◆ What you should do:
Scan the following material for the string "Project" and copy each line in which it appears.

◆ Recorded data:
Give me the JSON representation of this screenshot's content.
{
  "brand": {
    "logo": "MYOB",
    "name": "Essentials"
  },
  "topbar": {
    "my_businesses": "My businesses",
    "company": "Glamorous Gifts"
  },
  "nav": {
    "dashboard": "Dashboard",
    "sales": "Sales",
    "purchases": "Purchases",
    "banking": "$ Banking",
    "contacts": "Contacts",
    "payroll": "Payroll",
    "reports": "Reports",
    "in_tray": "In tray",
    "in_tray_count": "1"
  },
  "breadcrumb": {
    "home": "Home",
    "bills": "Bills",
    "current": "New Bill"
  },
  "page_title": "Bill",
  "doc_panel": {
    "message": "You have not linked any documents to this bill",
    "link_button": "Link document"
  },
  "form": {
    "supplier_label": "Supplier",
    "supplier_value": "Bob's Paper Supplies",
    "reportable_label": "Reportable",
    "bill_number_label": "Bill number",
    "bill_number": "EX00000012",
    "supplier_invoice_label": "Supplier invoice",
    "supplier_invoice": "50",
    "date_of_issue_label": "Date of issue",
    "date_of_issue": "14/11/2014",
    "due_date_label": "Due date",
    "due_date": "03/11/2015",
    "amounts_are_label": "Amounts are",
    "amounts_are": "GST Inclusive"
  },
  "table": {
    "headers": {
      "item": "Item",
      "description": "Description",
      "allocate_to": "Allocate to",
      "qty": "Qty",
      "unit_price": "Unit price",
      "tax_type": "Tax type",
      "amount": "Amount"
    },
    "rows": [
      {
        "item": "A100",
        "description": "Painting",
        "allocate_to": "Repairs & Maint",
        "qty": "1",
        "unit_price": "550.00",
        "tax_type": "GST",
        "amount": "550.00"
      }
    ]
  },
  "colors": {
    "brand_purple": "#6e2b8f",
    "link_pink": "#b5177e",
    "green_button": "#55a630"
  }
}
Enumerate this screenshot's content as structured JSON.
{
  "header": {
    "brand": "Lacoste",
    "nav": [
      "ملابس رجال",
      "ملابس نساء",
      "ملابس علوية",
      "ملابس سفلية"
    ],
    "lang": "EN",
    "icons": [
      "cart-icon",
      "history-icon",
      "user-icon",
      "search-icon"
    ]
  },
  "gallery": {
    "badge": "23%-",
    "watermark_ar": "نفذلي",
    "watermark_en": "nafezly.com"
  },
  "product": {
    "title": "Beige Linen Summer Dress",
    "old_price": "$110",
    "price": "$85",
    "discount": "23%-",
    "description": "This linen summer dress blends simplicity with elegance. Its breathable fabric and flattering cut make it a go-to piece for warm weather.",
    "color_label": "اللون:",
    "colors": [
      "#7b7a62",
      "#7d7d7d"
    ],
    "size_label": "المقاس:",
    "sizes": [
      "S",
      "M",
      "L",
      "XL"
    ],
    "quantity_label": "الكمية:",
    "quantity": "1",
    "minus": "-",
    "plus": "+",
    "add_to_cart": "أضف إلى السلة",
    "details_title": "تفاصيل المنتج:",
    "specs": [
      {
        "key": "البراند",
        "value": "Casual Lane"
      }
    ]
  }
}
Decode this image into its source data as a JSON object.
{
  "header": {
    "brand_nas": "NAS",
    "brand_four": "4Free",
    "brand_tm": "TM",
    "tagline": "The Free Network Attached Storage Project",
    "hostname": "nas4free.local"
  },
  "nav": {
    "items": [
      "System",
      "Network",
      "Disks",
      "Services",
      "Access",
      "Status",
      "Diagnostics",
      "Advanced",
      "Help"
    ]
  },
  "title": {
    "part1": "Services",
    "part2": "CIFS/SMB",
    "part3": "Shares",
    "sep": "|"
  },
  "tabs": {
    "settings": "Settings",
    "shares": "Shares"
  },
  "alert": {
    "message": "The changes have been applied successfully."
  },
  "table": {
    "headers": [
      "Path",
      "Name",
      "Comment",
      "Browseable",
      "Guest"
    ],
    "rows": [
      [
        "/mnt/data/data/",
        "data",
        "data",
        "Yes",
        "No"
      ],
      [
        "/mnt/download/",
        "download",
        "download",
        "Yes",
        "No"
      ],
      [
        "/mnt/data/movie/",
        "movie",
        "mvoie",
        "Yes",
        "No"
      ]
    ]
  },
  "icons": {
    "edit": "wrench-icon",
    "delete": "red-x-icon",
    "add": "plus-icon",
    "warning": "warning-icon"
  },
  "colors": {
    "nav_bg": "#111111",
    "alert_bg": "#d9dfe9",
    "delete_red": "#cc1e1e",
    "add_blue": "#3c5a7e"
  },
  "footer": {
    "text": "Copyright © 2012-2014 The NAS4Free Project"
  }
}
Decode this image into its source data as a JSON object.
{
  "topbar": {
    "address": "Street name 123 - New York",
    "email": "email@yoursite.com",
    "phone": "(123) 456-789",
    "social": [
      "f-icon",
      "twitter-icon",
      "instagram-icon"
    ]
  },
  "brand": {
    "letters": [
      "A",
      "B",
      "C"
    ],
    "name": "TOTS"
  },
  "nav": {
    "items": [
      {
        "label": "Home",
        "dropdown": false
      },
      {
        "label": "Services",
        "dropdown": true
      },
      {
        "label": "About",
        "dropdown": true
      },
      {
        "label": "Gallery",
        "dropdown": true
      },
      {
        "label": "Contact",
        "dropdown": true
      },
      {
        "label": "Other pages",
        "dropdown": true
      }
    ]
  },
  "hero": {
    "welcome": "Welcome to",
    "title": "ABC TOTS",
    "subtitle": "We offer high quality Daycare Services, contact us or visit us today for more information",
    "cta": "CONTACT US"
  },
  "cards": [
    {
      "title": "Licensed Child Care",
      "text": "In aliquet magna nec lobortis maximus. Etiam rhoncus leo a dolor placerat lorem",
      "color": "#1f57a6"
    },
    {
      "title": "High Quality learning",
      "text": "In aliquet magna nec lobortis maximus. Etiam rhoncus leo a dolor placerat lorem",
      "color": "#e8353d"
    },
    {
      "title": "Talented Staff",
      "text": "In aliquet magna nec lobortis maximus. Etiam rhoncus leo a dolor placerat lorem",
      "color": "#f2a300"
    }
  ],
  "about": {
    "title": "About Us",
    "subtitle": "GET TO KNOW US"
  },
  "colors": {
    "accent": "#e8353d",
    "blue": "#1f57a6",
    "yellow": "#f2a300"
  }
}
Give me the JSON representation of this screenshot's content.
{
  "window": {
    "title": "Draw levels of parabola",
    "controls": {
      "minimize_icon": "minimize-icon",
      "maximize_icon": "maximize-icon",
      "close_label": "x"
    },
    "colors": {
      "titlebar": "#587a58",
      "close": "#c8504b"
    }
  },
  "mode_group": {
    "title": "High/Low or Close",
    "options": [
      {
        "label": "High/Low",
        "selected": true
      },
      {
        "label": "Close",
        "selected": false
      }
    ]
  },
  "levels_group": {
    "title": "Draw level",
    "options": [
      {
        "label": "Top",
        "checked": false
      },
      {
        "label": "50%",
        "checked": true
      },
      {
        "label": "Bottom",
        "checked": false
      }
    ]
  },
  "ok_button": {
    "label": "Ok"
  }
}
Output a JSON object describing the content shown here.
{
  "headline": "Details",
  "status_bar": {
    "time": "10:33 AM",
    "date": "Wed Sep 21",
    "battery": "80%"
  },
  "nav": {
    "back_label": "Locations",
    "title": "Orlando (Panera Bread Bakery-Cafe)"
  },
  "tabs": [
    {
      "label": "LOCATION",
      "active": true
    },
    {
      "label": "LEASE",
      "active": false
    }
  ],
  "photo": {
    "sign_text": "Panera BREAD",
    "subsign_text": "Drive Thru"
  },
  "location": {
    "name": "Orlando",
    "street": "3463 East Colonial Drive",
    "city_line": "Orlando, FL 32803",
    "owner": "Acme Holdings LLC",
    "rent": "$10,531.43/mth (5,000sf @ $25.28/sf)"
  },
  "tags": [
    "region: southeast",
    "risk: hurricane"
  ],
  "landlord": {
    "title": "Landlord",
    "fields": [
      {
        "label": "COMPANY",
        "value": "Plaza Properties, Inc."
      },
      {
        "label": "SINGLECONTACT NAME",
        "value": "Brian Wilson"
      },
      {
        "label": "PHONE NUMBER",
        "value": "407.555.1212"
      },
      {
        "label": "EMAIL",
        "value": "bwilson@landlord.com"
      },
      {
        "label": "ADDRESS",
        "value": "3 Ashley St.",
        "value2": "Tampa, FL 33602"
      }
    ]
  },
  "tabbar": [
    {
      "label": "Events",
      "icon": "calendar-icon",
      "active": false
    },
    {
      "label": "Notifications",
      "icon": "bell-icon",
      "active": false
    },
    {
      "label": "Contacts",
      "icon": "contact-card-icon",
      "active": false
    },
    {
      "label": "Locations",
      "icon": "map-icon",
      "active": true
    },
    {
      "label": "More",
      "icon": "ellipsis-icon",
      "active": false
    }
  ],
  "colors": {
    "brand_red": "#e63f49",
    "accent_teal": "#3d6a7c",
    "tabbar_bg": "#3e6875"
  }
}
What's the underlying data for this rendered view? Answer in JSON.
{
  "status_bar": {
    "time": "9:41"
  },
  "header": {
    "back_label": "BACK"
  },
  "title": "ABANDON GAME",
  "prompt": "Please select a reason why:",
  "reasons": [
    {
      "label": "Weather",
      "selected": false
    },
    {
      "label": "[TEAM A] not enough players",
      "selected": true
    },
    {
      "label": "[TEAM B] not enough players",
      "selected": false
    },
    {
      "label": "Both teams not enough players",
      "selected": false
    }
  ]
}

◆ Reply:
    "tagline": "The Free Network Attached Storage Project",
    "text": "Copyright © 2012-2014 The NAS4Free Project"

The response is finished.